Source data:
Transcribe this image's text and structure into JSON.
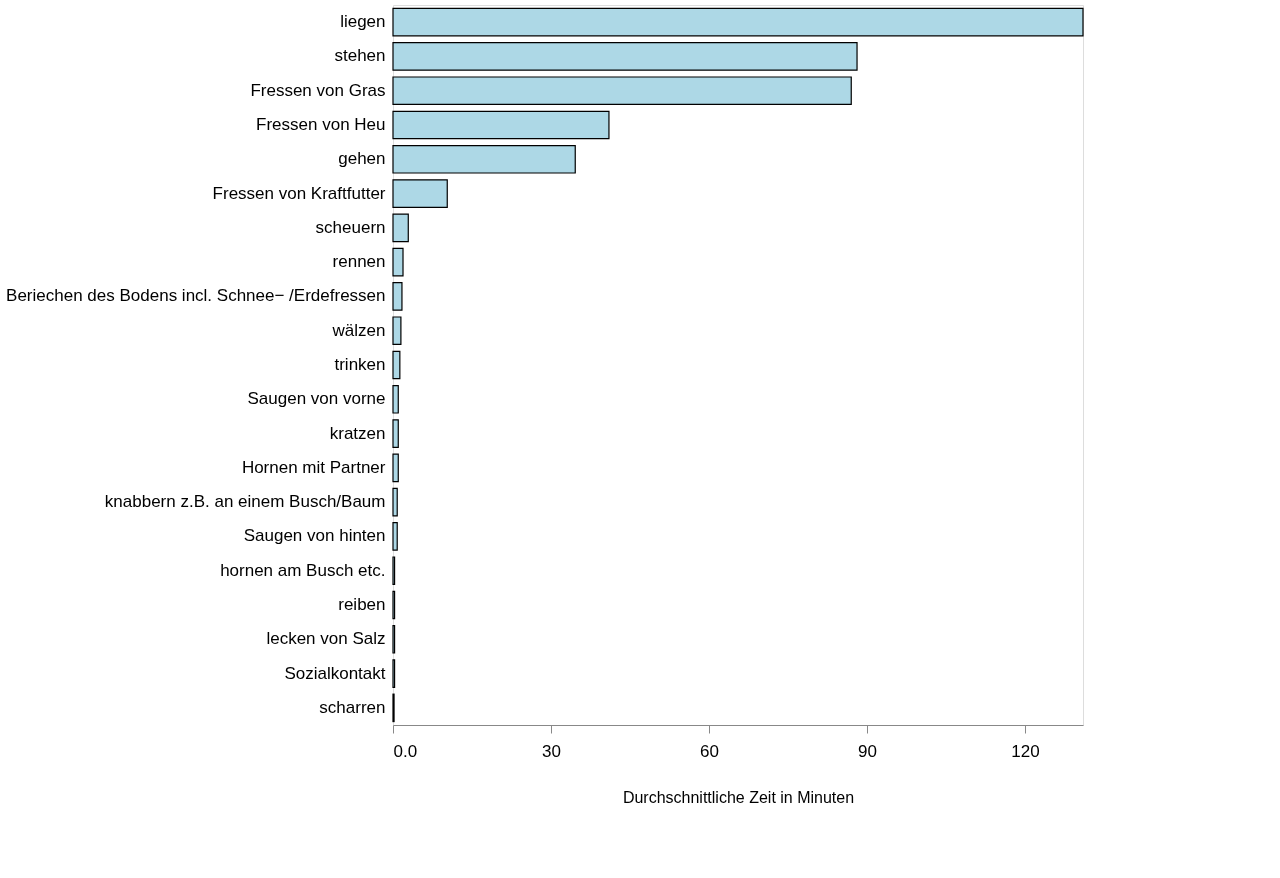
{
  "chart_data": {
    "type": "bar",
    "orientation": "horizontal",
    "xlabel": "Durchschnittliche Zeit in Minuten",
    "categories": [
      "liegen",
      "stehen",
      "Fressen von Gras",
      "Fressen von Heu",
      "gehen",
      "Fressen von Kraftfutter",
      "scheuern",
      "rennen",
      "Beriechen des Bodens incl. Schnee− /Erdefressen",
      "wälzen",
      "trinken",
      "Saugen von vorne",
      "kratzen",
      "Hornen mit Partner",
      "knabbern z.B. an einem Busch/Baum",
      "Saugen von hinten",
      "hornen am Busch etc.",
      "reiben",
      "lecken von Salz",
      "Sozialkontakt",
      "scharren"
    ],
    "values": [
      131,
      88.1,
      87,
      41,
      34.6,
      10.3,
      2.9,
      1.9,
      1.7,
      1.5,
      1.3,
      1,
      1,
      1,
      0.8,
      0.8,
      0.3,
      0.3,
      0.3,
      0.3,
      0.2
    ],
    "color": "#add8e6",
    "xlim": [
      0,
      131
    ],
    "xticks": [
      {
        "value": 0,
        "label": "0.0"
      },
      30,
      60,
      90,
      120
    ],
    "grid": false
  }
}
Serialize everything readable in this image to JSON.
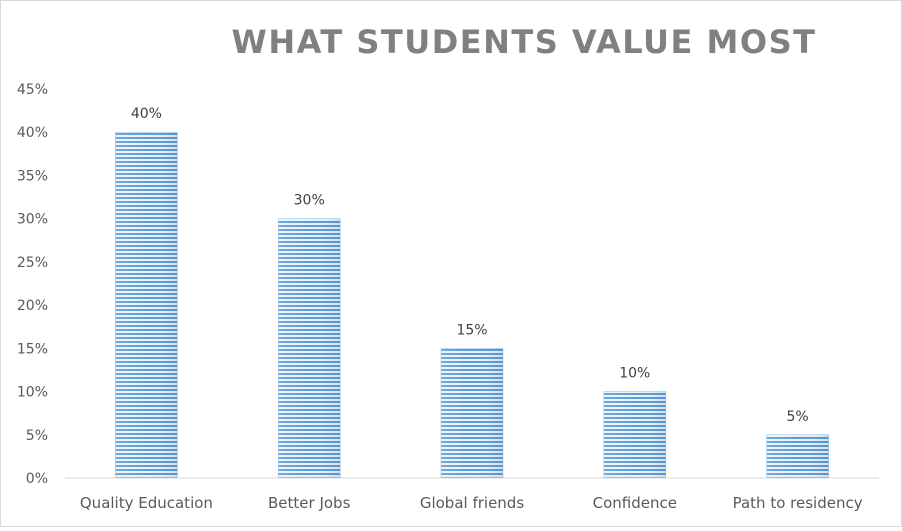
{
  "chart_data": {
    "type": "bar",
    "title": "WHAT STUDENTS VALUE MOST",
    "xlabel": "",
    "ylabel": "",
    "categories": [
      "Quality Education",
      "Better Jobs",
      "Global friends",
      "Confidence",
      "Path to residency"
    ],
    "values": [
      40,
      30,
      15,
      10,
      5
    ],
    "data_labels": [
      "40%",
      "30%",
      "15%",
      "10%",
      "5%"
    ],
    "y_ticks": [
      "0%",
      "5%",
      "10%",
      "15%",
      "20%",
      "25%",
      "30%",
      "35%",
      "40%",
      "45%"
    ],
    "ylim": [
      0,
      45
    ],
    "grid": false,
    "legend": "none",
    "bar_color": "#5b9bd5",
    "bar_fill": "horizontal-stripes"
  }
}
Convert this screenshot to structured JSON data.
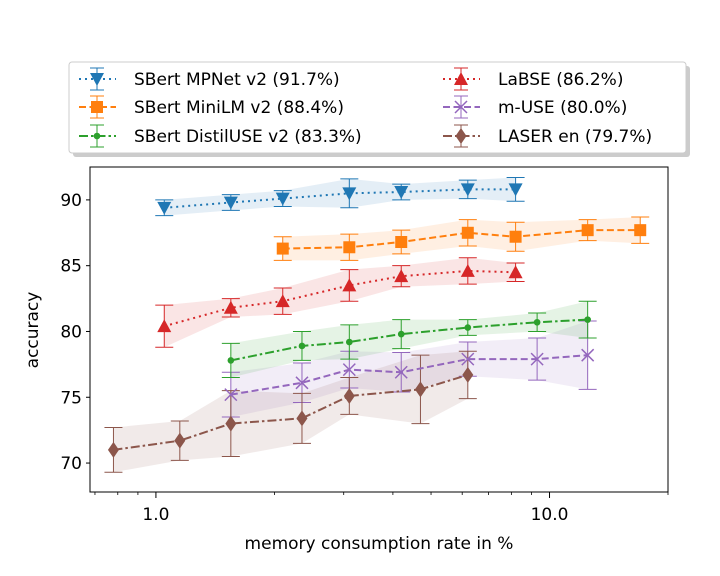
{
  "chart_data": {
    "type": "line",
    "xlabel": "memory consumption rate in %",
    "ylabel": "accuracy",
    "xscale": "log",
    "xlim": [
      0.68,
      20
    ],
    "ylim": [
      67.8,
      92.5
    ],
    "xticks": [
      {
        "value": 1.0,
        "label": "1.0"
      },
      {
        "value": 10.0,
        "label": "10.0"
      }
    ],
    "yticks": [
      {
        "value": 70,
        "label": "70"
      },
      {
        "value": 75,
        "label": "75"
      },
      {
        "value": 80,
        "label": "80"
      },
      {
        "value": 85,
        "label": "85"
      },
      {
        "value": 90,
        "label": "90"
      }
    ],
    "legend_position": "above",
    "series": [
      {
        "name": "SBert MPNet v2 (91.7%)",
        "color": "#1f77b4",
        "marker": "triangle-down",
        "linestyle": "dotted",
        "x": [
          1.05,
          1.55,
          2.1,
          3.1,
          4.2,
          6.2,
          8.2
        ],
        "y": [
          89.4,
          89.8,
          90.1,
          90.5,
          90.6,
          90.8,
          90.8
        ],
        "err": [
          0.6,
          0.6,
          0.6,
          1.1,
          0.6,
          0.7,
          0.9
        ]
      },
      {
        "name": "LaBSE (86.2%)",
        "color": "#d62728",
        "marker": "triangle-up",
        "linestyle": "dotted",
        "x": [
          1.05,
          1.55,
          2.1,
          3.1,
          4.2,
          6.2,
          8.2
        ],
        "y": [
          80.4,
          81.8,
          82.3,
          83.5,
          84.2,
          84.6,
          84.5
        ],
        "err": [
          1.6,
          0.7,
          1.0,
          1.2,
          0.8,
          1.0,
          0.7
        ]
      },
      {
        "name": "SBert MiniLM v2 (88.4%)",
        "color": "#ff7f0e",
        "marker": "square",
        "linestyle": "dashed",
        "x": [
          2.1,
          3.1,
          4.2,
          6.2,
          8.2,
          12.5,
          17.0
        ],
        "y": [
          86.3,
          86.4,
          86.8,
          87.5,
          87.2,
          87.7,
          87.7
        ],
        "err": [
          0.9,
          1.0,
          0.9,
          1.0,
          1.1,
          0.8,
          1.0
        ]
      },
      {
        "name": "m-USE (80.0%)",
        "color": "#9467bd",
        "marker": "x",
        "linestyle": "dashed",
        "x": [
          1.55,
          2.35,
          3.1,
          4.2,
          6.2,
          9.3,
          12.5
        ],
        "y": [
          75.2,
          76.1,
          77.1,
          76.9,
          77.9,
          77.9,
          78.2
        ],
        "err": [
          1.7,
          1.5,
          1.4,
          1.5,
          1.3,
          1.6,
          2.6
        ]
      },
      {
        "name": "SBert DistilUSE v2 (83.3%)",
        "color": "#2ca02c",
        "marker": "circle",
        "linestyle": "dashdot",
        "x": [
          1.55,
          2.35,
          3.1,
          4.2,
          6.2,
          9.3,
          12.5
        ],
        "y": [
          77.8,
          78.9,
          79.2,
          79.8,
          80.3,
          80.7,
          80.9
        ],
        "err": [
          1.3,
          1.1,
          1.3,
          1.1,
          0.6,
          0.7,
          1.4
        ]
      },
      {
        "name": "LASER en (79.7%)",
        "color": "#8c564b",
        "marker": "diamond",
        "linestyle": "dashdot",
        "x": [
          0.78,
          1.15,
          1.55,
          2.35,
          3.1,
          4.7,
          6.2
        ],
        "y": [
          71.0,
          71.7,
          73.0,
          73.4,
          75.1,
          75.6,
          76.7
        ],
        "err": [
          1.7,
          1.5,
          2.5,
          1.9,
          1.4,
          2.6,
          1.8
        ]
      }
    ],
    "legend_order": [
      0,
      2,
      4,
      1,
      3,
      5
    ]
  }
}
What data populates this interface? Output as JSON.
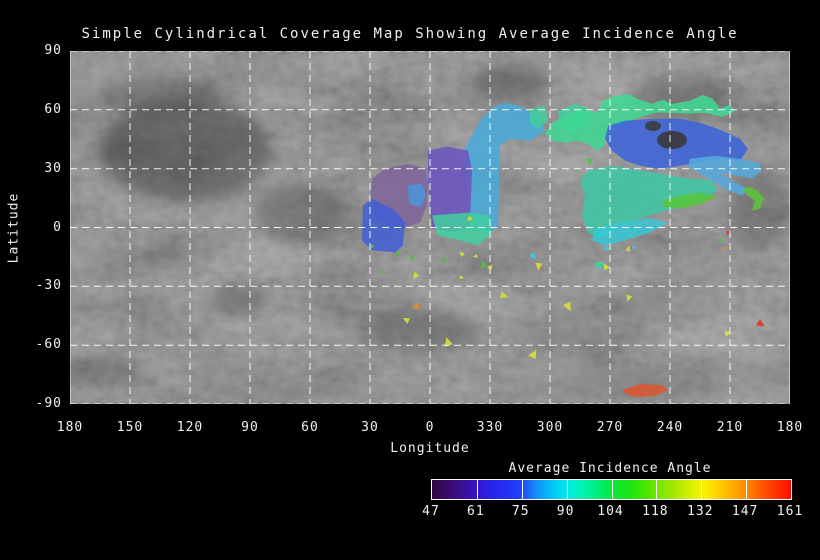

Instructions to follow: Repeat each entry exactly as it appears; skip any picture.

Exercise result:
Transcribe this image's text and structure into JSON.
{
  "chart_data": {
    "type": "bar",
    "orientation": "horizontal",
    "xlabel": "Durchschnittliche Zeit in Minuten",
    "categories": [
      "liegen",
      "stehen",
      "Fressen von Gras",
      "Fressen von Heu",
      "gehen",
      "Fressen von Kraftfutter",
      "scheuern",
      "rennen",
      "Beriechen des Bodens incl. Schnee− /Erdefressen",
      "wälzen",
      "trinken",
      "Saugen von vorne",
      "kratzen",
      "Hornen mit Partner",
      "knabbern z.B. an einem Busch/Baum",
      "Saugen von hinten",
      "hornen am Busch etc.",
      "reiben",
      "lecken von Salz",
      "Sozialkontakt",
      "scharren"
    ],
    "values": [
      131,
      88.1,
      87,
      41,
      34.6,
      10.3,
      2.9,
      1.9,
      1.7,
      1.5,
      1.3,
      1,
      1,
      1,
      0.8,
      0.8,
      0.3,
      0.3,
      0.3,
      0.3,
      0.2
    ],
    "color": "#add8e6",
    "xlim": [
      0,
      131
    ],
    "xticks": [
      {
        "value": 0,
        "label": "0.0"
      },
      30,
      60,
      90,
      120
    ],
    "grid": false
  }
}
Serialize everything readable in this image to JSON.
{
  "chart_data": {
    "type": "bar",
    "title": "WHAT STUDENTS VALUE MOST",
    "xlabel": "",
    "ylabel": "",
    "categories": [
      "Quality Education",
      "Better Jobs",
      "Global friends",
      "Confidence",
      "Path to residency"
    ],
    "values": [
      40,
      30,
      15,
      10,
      5
    ],
    "data_labels": [
      "40%",
      "30%",
      "15%",
      "10%",
      "5%"
    ],
    "y_ticks": [
      "0%",
      "5%",
      "10%",
      "15%",
      "20%",
      "25%",
      "30%",
      "35%",
      "40%",
      "45%"
    ],
    "ylim": [
      0,
      45
    ],
    "grid": false,
    "legend": "none",
    "bar_color": "#5b9bd5",
    "bar_fill": "horizontal-stripes"
  }
}
Convert this screenshot to structured JSON data.
{
  "chart_data": {
    "type": "line",
    "xlabel": "memory consumption rate in %",
    "ylabel": "accuracy",
    "xscale": "log",
    "xlim": [
      0.68,
      20
    ],
    "ylim": [
      67.8,
      92.5
    ],
    "xticks": [
      {
        "value": 1.0,
        "label": "1.0"
      },
      {
        "value": 10.0,
        "label": "10.0"
      }
    ],
    "yticks": [
      {
        "value": 70,
        "label": "70"
      },
      {
        "value": 75,
        "label": "75"
      },
      {
        "value": 80,
        "label": "80"
      },
      {
        "value": 85,
        "label": "85"
      },
      {
        "value": 90,
        "label": "90"
      }
    ],
    "legend_position": "above",
    "series": [
      {
        "name": "SBert MPNet v2 (91.7%)",
        "color": "#1f77b4",
        "marker": "triangle-down",
        "linestyle": "dotted",
        "x": [
          1.05,
          1.55,
          2.1,
          3.1,
          4.2,
          6.2,
          8.2
        ],
        "y": [
          89.4,
          89.8,
          90.1,
          90.5,
          90.6,
          90.8,
          90.8
        ],
        "err": [
          0.6,
          0.6,
          0.6,
          1.1,
          0.6,
          0.7,
          0.9
        ]
      },
      {
        "name": "LaBSE (86.2%)",
        "color": "#d62728",
        "marker": "triangle-up",
        "linestyle": "dotted",
        "x": [
          1.05,
          1.55,
          2.1,
          3.1,
          4.2,
          6.2,
          8.2
        ],
        "y": [
          80.4,
          81.8,
          82.3,
          83.5,
          84.2,
          84.6,
          84.5
        ],
        "err": [
          1.6,
          0.7,
          1.0,
          1.2,
          0.8,
          1.0,
          0.7
        ]
      },
      {
        "name": "SBert MiniLM v2 (88.4%)",
        "color": "#ff7f0e",
        "marker": "square",
        "linestyle": "dashed",
        "x": [
          2.1,
          3.1,
          4.2,
          6.2,
          8.2,
          12.5,
          17.0
        ],
        "y": [
          86.3,
          86.4,
          86.8,
          87.5,
          87.2,
          87.7,
          87.7
        ],
        "err": [
          0.9,
          1.0,
          0.9,
          1.0,
          1.1,
          0.8,
          1.0
        ]
      },
      {
        "name": "m-USE (80.0%)",
        "color": "#9467bd",
        "marker": "x",
        "linestyle": "dashed",
        "x": [
          1.55,
          2.35,
          3.1,
          4.2,
          6.2,
          9.3,
          12.5
        ],
        "y": [
          75.2,
          76.1,
          77.1,
          76.9,
          77.9,
          77.9,
          78.2
        ],
        "err": [
          1.7,
          1.5,
          1.4,
          1.5,
          1.3,
          1.6,
          2.6
        ]
      },
      {
        "name": "SBert DistilUSE v2 (83.3%)",
        "color": "#2ca02c",
        "marker": "circle",
        "linestyle": "dashdot",
        "x": [
          1.55,
          2.35,
          3.1,
          4.2,
          6.2,
          9.3,
          12.5
        ],
        "y": [
          77.8,
          78.9,
          79.2,
          79.8,
          80.3,
          80.7,
          80.9
        ],
        "err": [
          1.3,
          1.1,
          1.3,
          1.1,
          0.6,
          0.7,
          1.4
        ]
      },
      {
        "name": "LASER en (79.7%)",
        "color": "#8c564b",
        "marker": "diamond",
        "linestyle": "dashdot",
        "x": [
          0.78,
          1.15,
          1.55,
          2.35,
          3.1,
          4.7,
          6.2
        ],
        "y": [
          71.0,
          71.7,
          73.0,
          73.4,
          75.1,
          75.6,
          76.7
        ],
        "err": [
          1.7,
          1.5,
          2.5,
          1.9,
          1.4,
          2.6,
          1.8
        ]
      }
    ],
    "legend_order": [
      0,
      2,
      4,
      1,
      3,
      5
    ]
  }
}
What data populates this interface? Output as JSON.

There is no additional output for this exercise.